▸ Actions to take
**1.** In the piece on hidden objects in the post-medieval home, what term did Manning (2012) use for the supernatural safeguards families employed?
**2.** Pick up the piece on hidden objects in the post-medieval home right after its final sentence.

Supernatural Safeguarding: Hidden Objects in the Post-Medieval Home

Mummified cat found in the roof space of a church in Clifton, Cumbria. Photograph by J. Neild, copyright Keswick Museum (please contact Keswick Museum curator to reproduce image)

What do a child’s shoe, a cod-liver oil bottle, and a desiccated cat have in common? They’re all objects that have been discovered in unusual locations within buildings. In fact, a vast variety of objects have been found (from pantaloons to chickens), often dating to the 18th and 19th centuries, under floorboards, hearthstones, and thresholds; within walls; above doors and ceilings; up chimney breasts; in thatching; and buried in the garden. People usually find them today when they’re undertaking renovations on their homes, and they’re in such odd places that most of them can’t have wound up there accidentally; they must have been deliberately secreted away by past occupants many years ago.

 

But why? Practically nothing was written at the time about this custom, so we have no sources explaining why such objects were concealed and what their concealers were hoping to achieve. This hasn’t stopped finders and scholars alike from tossing around theories, the most common of which is that these items were secreted away in the post-medieval home to protect both house and occupants from malevolent forces.

The post-medieval world was rife with threats, both natural and supernatural. Along with fire, illness, and vermin, fear of witches, demons, spirits, and even fairies were abundant across the British Isles, inciting a very real anxiety that these threats may infiltrate the household. Understandably many families went to some lengths to protect the most vulnerable parts of their homes (roofs, chimneys, doors), employing what Manning (2012) has termed ‘domestic magic’ in the form of supernatural safeguards. These safeguards are known as apotropaic devices, i.e. objects used to avert evil forces, and the popular theory is that concealed deposits were one such form of apotropaic device.

The question remains though: why would a child’s shoe, a cod-liver oil bottle, and a desiccated cat be considered effective supernatural safeguards? Concealed deposits range from the mundane to the distasteful, but they certainly don’t seem inherently magical. And yet people went to the trouble of bricking them up in walls, secreting them up chimney breasts, or laying them beneath hearthstones. They must have invested them with some significance; with some power. But why? And how can we distinguish accidental, non-ritual, or even sentimental concealments (e.g. time capsules) from apotropaic deposition?

A humble blog post can’t possibly hope to examine the myriad theories behind this custom – an endeavour that has been achieved elsewhere (see Further Reading below). It can, however, hope to highlight the most popular and convincing arguments by focusing on some of the more common concealed deposits: shoes, bottles, and animal remains.

▸ Extracted data entries

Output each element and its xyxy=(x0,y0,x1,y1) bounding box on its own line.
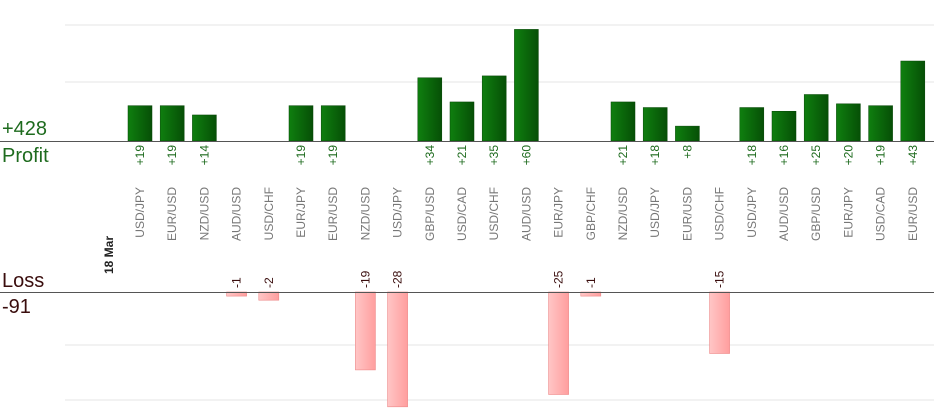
profit-value-labels: +19 +19 +14 +19 +19 +34 +21 +35 +60 +21 +18 +8 +18 +1… xyxy=(133,145,920,166)
category-label: GBP/USD xyxy=(809,187,823,241)
profit-label: Profit xyxy=(2,145,49,167)
category-label: EUR/USD xyxy=(165,187,179,241)
profit-value-label: +14 xyxy=(197,145,211,166)
profit-value-label: +18 xyxy=(648,145,662,166)
loss-value-labels: -1 -2 -19 -28 -25 -1 -15 xyxy=(230,270,727,288)
category-label: USD/JPY xyxy=(745,187,759,238)
category-label: GBP/CHF xyxy=(584,187,598,240)
loss-bar xyxy=(258,291,280,301)
category-label: USD/CHF xyxy=(713,187,727,240)
loss-bar xyxy=(709,291,730,354)
profit-bar xyxy=(642,107,668,142)
category-label: EUR/USD xyxy=(680,187,694,241)
loss-total: -91 xyxy=(2,296,31,318)
profit-value-label: +18 xyxy=(745,145,759,166)
category-label: USD/CHF xyxy=(487,187,501,240)
profit-bar xyxy=(127,105,153,142)
category-label: EUR/USD xyxy=(906,187,920,241)
profit-value-label: +25 xyxy=(809,145,823,166)
category-label: AUD/USD xyxy=(519,187,533,241)
profit-value-label: +19 xyxy=(294,145,308,166)
profit-bar xyxy=(159,105,185,142)
category-label: NZD/USD xyxy=(197,187,211,241)
profit-value-label: +19 xyxy=(133,145,147,166)
profit-value-label: +21 xyxy=(616,145,630,166)
profit-bar xyxy=(192,114,217,142)
profit-value-label: +34 xyxy=(423,145,437,166)
loss-bar xyxy=(548,291,569,395)
loss-value-label: -28 xyxy=(391,270,405,288)
category-label: AUD/USD xyxy=(230,187,244,241)
category-label: USD/CAD xyxy=(455,187,469,241)
profit-bar xyxy=(771,110,797,142)
profit-bar xyxy=(900,60,926,142)
profit-value-label: +19 xyxy=(874,145,888,166)
profit-total: +428 xyxy=(2,118,48,140)
profit-value-label: +35 xyxy=(487,145,501,166)
profit-value-label: +21 xyxy=(455,145,469,166)
loss-value-label: -25 xyxy=(552,270,566,288)
loss-bar xyxy=(387,291,408,408)
category-label: USD/JPY xyxy=(391,187,405,238)
category-label: GBP/USD xyxy=(423,187,437,241)
loss-value-label: -2 xyxy=(262,277,276,288)
profit-bar xyxy=(320,105,346,142)
profit-bar xyxy=(610,101,636,142)
profit-value-label: +43 xyxy=(906,145,920,166)
profit-value-label: +60 xyxy=(519,145,533,166)
category-label: NZD/USD xyxy=(358,187,372,241)
loss-value-label: -19 xyxy=(358,270,372,288)
profit-bar xyxy=(481,75,507,142)
baselines xyxy=(0,141,934,293)
category-label: EUR/JPY xyxy=(552,187,566,238)
date-label: 18 Mar xyxy=(102,236,116,274)
profit-value-label: +8 xyxy=(680,145,694,159)
category-label: USD/CAD xyxy=(874,187,888,241)
category-label: USD/CHF xyxy=(262,187,276,240)
profit-value-label: +19 xyxy=(326,145,340,166)
profit-bar xyxy=(739,107,765,142)
loss-label: Loss xyxy=(2,270,45,292)
loss-value-label: -15 xyxy=(713,270,727,288)
gridlines xyxy=(65,24,934,401)
category-label: USD/JPY xyxy=(648,187,662,238)
category-label: EUR/JPY xyxy=(294,187,308,238)
profit-bar xyxy=(868,105,893,142)
loss-bars xyxy=(226,291,730,408)
profit-bars xyxy=(127,29,926,142)
loss-value-label: -1 xyxy=(230,277,244,288)
category-label: USD/JPY xyxy=(133,187,147,238)
profit-bar xyxy=(675,125,700,142)
category-labels: USD/JPY EUR/USD NZD/USD AUD/USD USD/CHF EUR/J… xyxy=(133,187,920,241)
profit-bar xyxy=(417,77,443,142)
profit-bar xyxy=(288,105,314,142)
category-label: EUR/JPY xyxy=(841,187,855,238)
profit-bar xyxy=(836,103,861,142)
profit-value-label: +19 xyxy=(165,145,179,166)
profit-bar xyxy=(449,101,475,142)
loss-bar xyxy=(355,291,376,371)
category-label: EUR/USD xyxy=(326,187,340,241)
category-label: NZD/USD xyxy=(616,187,630,241)
profit-value-label: +16 xyxy=(777,145,791,166)
profit-bar xyxy=(803,94,829,142)
profit-bar xyxy=(514,29,539,142)
category-label: AUD/USD xyxy=(777,187,791,241)
loss-value-label: -1 xyxy=(584,277,598,288)
profit-value-label: +20 xyxy=(841,145,855,166)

▸ Responses to the exercise
**1.** Domestic magic.

**2.**
Figure 1. An 18th/19th-century child’s shoe found in the chimneybreast of a house in Ilkley, Yorkshire. Photograph by C. Houlbrook, April 2011
Figure 1. An 18th/19th-century child’s shoe found in the chimneybreast of a house in Ilkley, Yorkshire. Photograph by C. Houlbrook, April 2011

The shoe is the most commonly concealed object in England. (Figure 1.) Northampton Museum maintain an Index of Concealed Shoes, begun by June Swann back in the 1960s and currently containing records of close to 2000 shoes – men’s, women’s, and children’s – that have been found in unusual locations within buildings. Why shoes? Theories abound. Maybe they were considered apotropaic because of their material; in popular belief, fairies, demons, and spirits didn’t like the smell of leather. Or maybe it was because of their shape, bowl-like, explaining how John Schorn, a parish priest from Buckinghamshire, was said to have captured a demon within a boot, leading to the shoe being seen as a form of ‘spirit trap’ in popular belief (Merrifield 1987: 135; Hoggard 2004: 179). Or maybe it was the shoe’s close association with its owner. Swann notes that the shoe is ‘the only garment we wear which retains the shape, the personality, the essence of the wearer’ (1996: 56); by keeping the foot’s shape – and smell! – the shoe can stand as substitute for the wearer. This association could have given the shoe a certain supernatural potency – or it could have enabled it to act as a type of decoy. A demon or witch might enter the house, mistakenly think that the concealed shoe actually is its past wearer, and attack the shoe instead, becoming trapped inside.

Mummified cat found in the roof space of a church in Clifton, Cumbria. Photograph by J. Neild, copyright Keswick Museum (please contact Keswick Museum curator to reproduce image)
Mummified cat found in the roof space of a church in Clifton, Cumbria. Photograph by J. Neild, copyright Keswick Museum (please contact Keswick Museum curator to reproduce image).

Animal remains are another popular form of concealed deposit. (Figure 2.) Desiccated cats, first explored by Margaret Howard (1951), are particularly common, with many having been found bricked up in walls or sealed beneath hearthstones, becoming dried or ‘mummified’ over time via natural processes. Sometimes the cat’s accompanied by a rat or a mouse. Granted, some may have been accidentally enclosed, but the locations of many (e.g. sealed in an air-tight space beneath a hearthstone) suggest that some at least were deliberately concealed, probably to scare away vermin – either natural or supernatural.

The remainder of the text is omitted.